╭──
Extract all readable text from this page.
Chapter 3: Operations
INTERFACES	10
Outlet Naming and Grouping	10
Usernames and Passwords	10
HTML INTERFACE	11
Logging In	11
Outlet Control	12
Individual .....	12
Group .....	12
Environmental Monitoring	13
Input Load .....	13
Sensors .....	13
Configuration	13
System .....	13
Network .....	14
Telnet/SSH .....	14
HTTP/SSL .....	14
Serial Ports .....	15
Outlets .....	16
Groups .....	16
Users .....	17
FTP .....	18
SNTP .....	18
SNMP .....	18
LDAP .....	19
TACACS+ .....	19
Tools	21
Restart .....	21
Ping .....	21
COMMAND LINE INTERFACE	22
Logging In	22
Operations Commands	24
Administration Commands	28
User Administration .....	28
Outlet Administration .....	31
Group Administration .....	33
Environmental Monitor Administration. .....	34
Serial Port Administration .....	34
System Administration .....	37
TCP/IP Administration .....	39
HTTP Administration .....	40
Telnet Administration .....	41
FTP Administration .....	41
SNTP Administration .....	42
╰──
Transcribe all of the entries without altering anything.

Extract all readable text from this page.
Chapter 3: Operations
INTERFACES	10
Outlet Naming and Grouping	10
Usernames and Passwords	10
HTML INTERFACE	11
Logging In	11
Outlet Control	12
Individual .....	12
Group .....	12
Environmental Monitoring	13
Input Load .....	13
Sensors .....	13
Configuration	13
System .....	13
Network .....	14
Telnet/SSH .....	14
HTTP/SSL .....	14
Serial Ports .....	15
Outlets .....	16
Groups .....	16
Users .....	17
FTP .....	18
SNTP .....	18
SNMP .....	18
LDAP .....	19
TACACS+ .....	19
Tools	21
Restart .....	21
Ping .....	21
COMMAND LINE INTERFACE	22
Logging In	22
Operations Commands	24
Administration Commands	28
User Administration .....	28
Outlet Administration .....	31
Group Administration .....	33
Environmental Monitor Administration. .....	34
Serial Port Administration .....	34
System Administration .....	37
TCP/IP Administration .....	39
HTTP Administration .....	40
Telnet Administration .....	41
FTP Administration .....	41
SNTP Administration .....	42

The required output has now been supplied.